Transcribe the entries exactly; images are not part of the copy.

__________________________________________________

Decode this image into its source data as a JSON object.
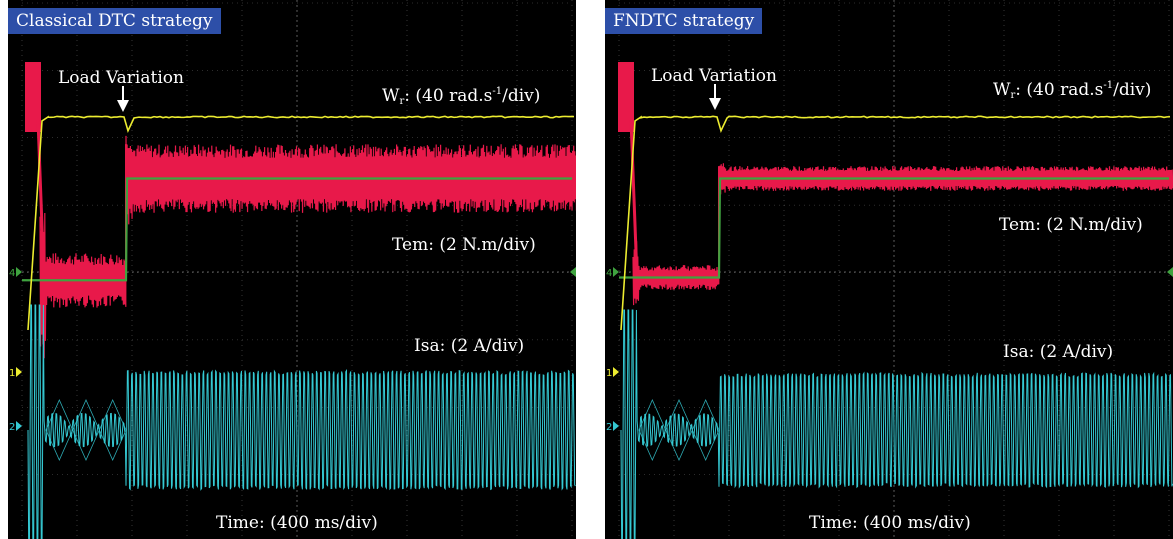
{
  "colors": {
    "background": "#000000",
    "grid": "#5a5a5a",
    "speed": "#ecec30",
    "torque": "#e8194a",
    "torque_ref": "#3fa33f",
    "current": "#35c9d3",
    "title_bg": "#2d4fa8"
  },
  "chart_data": [
    {
      "type": "line",
      "title": "Classical DTC strategy",
      "annotation": "Load Variation",
      "scales": {
        "speed": "(40 rad.s",
        "speed_exp": "-1",
        "speed_unit": "/div)",
        "torque": "Tem: (2 N.m/div)",
        "current": "Isa: (2 A/div)",
        "time": "Time: (400 ms/div)"
      },
      "channel_markers": [
        "1",
        "2",
        "4"
      ],
      "time_ms": [
        0,
        60,
        150,
        300,
        350,
        360,
        365,
        375,
        400,
        450,
        800,
        1600,
        2400,
        3200,
        4000
      ],
      "load_step_ms": 400,
      "torque_ripple_steady_div": 1.25,
      "torque_ripple_startup_div": 1.0,
      "torque_ref_div": [
        -0.15,
        1.7
      ],
      "current_envelope_div": 2.5,
      "series": [
        {
          "name": "W",
          "values": [
            0,
            0,
            0,
            0,
            0,
            0,
            0,
            0,
            0,
            0,
            0,
            0,
            0,
            0,
            0
          ]
        }
      ],
      "speed_div": {
        "steady": 3.0,
        "dip": 2.75
      },
      "torque_div": {
        "startup_peak": 4.4,
        "low_load": -0.15,
        "high_load": 1.7
      }
    },
    {
      "type": "line",
      "title": "FNDTC strategy",
      "annotation": "Load Variation",
      "scales": {
        "speed": "(40 rad.s",
        "speed_exp": "-1",
        "speed_unit": "/div)",
        "torque": "Tem: (2 N.m/div)",
        "current": "Isa: (2 A/div)",
        "time": "Time: (400 ms/div)"
      },
      "channel_markers": [
        "1",
        "2",
        "4"
      ],
      "time_ms": [
        0,
        60,
        150,
        300,
        350,
        360,
        365,
        375,
        400,
        450,
        800,
        1600,
        2400,
        3200,
        4000
      ],
      "load_step_ms": 400,
      "torque_ripple_steady_div": 0.45,
      "torque_ripple_startup_div": 0.45,
      "torque_ref_div": [
        -0.1,
        1.7
      ],
      "current_envelope_div": 2.4,
      "series": [
        {
          "name": "W",
          "values": [
            0,
            0,
            0,
            0,
            0,
            0,
            0,
            0,
            0,
            0,
            0,
            0,
            0,
            0,
            0
          ]
        }
      ],
      "speed_div": {
        "steady": 3.0,
        "dip": 2.75
      },
      "torque_div": {
        "startup_peak": 4.4,
        "low_load": -0.1,
        "high_load": 1.7
      }
    }
  ]
}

__________________________________________________

REPLY TO THE TASK:
Decode this image into its source data as a JSON object.
{
  "colors": {
    "background": "#000000",
    "grid": "#5a5a5a",
    "speed": "#ecec30",
    "torque": "#e8194a",
    "torque_ref": "#3fa33f",
    "current": "#35c9d3",
    "title_bg": "#2d4fa8"
  },
  "chart_data": [
    {
      "type": "line",
      "title": "Classical DTC strategy",
      "annotation": "Load Variation",
      "scales": {
        "speed": "(40 rad.s",
        "speed_exp": "-1",
        "speed_unit": "/div)",
        "torque": "Tem: (2 N.m/div)",
        "current": "Isa: (2 A/div)",
        "time": "Time: (400 ms/div)"
      },
      "channel_markers": [
        "1",
        "2",
        "4"
      ],
      "time_ms": [
        0,
        60,
        150,
        300,
        350,
        360,
        365,
        375,
        400,
        450,
        800,
        1600,
        2400,
        3200,
        4000
      ],
      "load_step_ms": 400,
      "torque_ripple_steady_div": 1.25,
      "torque_ripple_startup_div": 1.0,
      "torque_ref_div": [
        -0.15,
        1.7
      ],
      "current_envelope_div": 2.5,
      "series": [
        {
          "name": "W",
          "values": [
            0,
            0,
            0,
            0,
            0,
            0,
            0,
            0,
            0,
            0,
            0,
            0,
            0,
            0,
            0
          ]
        }
      ],
      "speed_div": {
        "steady": 3.0,
        "dip": 2.75
      },
      "torque_div": {
        "startup_peak": 4.4,
        "low_load": -0.15,
        "high_load": 1.7
      }
    },
    {
      "type": "line",
      "title": "FNDTC strategy",
      "annotation": "Load Variation",
      "scales": {
        "speed": "(40 rad.s",
        "speed_exp": "-1",
        "speed_unit": "/div)",
        "torque": "Tem: (2 N.m/div)",
        "current": "Isa: (2 A/div)",
        "time": "Time: (400 ms/div)"
      },
      "channel_markers": [
        "1",
        "2",
        "4"
      ],
      "time_ms": [
        0,
        60,
        150,
        300,
        350,
        360,
        365,
        375,
        400,
        450,
        800,
        1600,
        2400,
        3200,
        4000
      ],
      "load_step_ms": 400,
      "torque_ripple_steady_div": 0.45,
      "torque_ripple_startup_div": 0.45,
      "torque_ref_div": [
        -0.1,
        1.7
      ],
      "current_envelope_div": 2.4,
      "series": [
        {
          "name": "W",
          "values": [
            0,
            0,
            0,
            0,
            0,
            0,
            0,
            0,
            0,
            0,
            0,
            0,
            0,
            0,
            0
          ]
        }
      ],
      "speed_div": {
        "steady": 3.0,
        "dip": 2.75
      },
      "torque_div": {
        "startup_peak": 4.4,
        "low_load": -0.1,
        "high_load": 1.7
      }
    }
  ]
}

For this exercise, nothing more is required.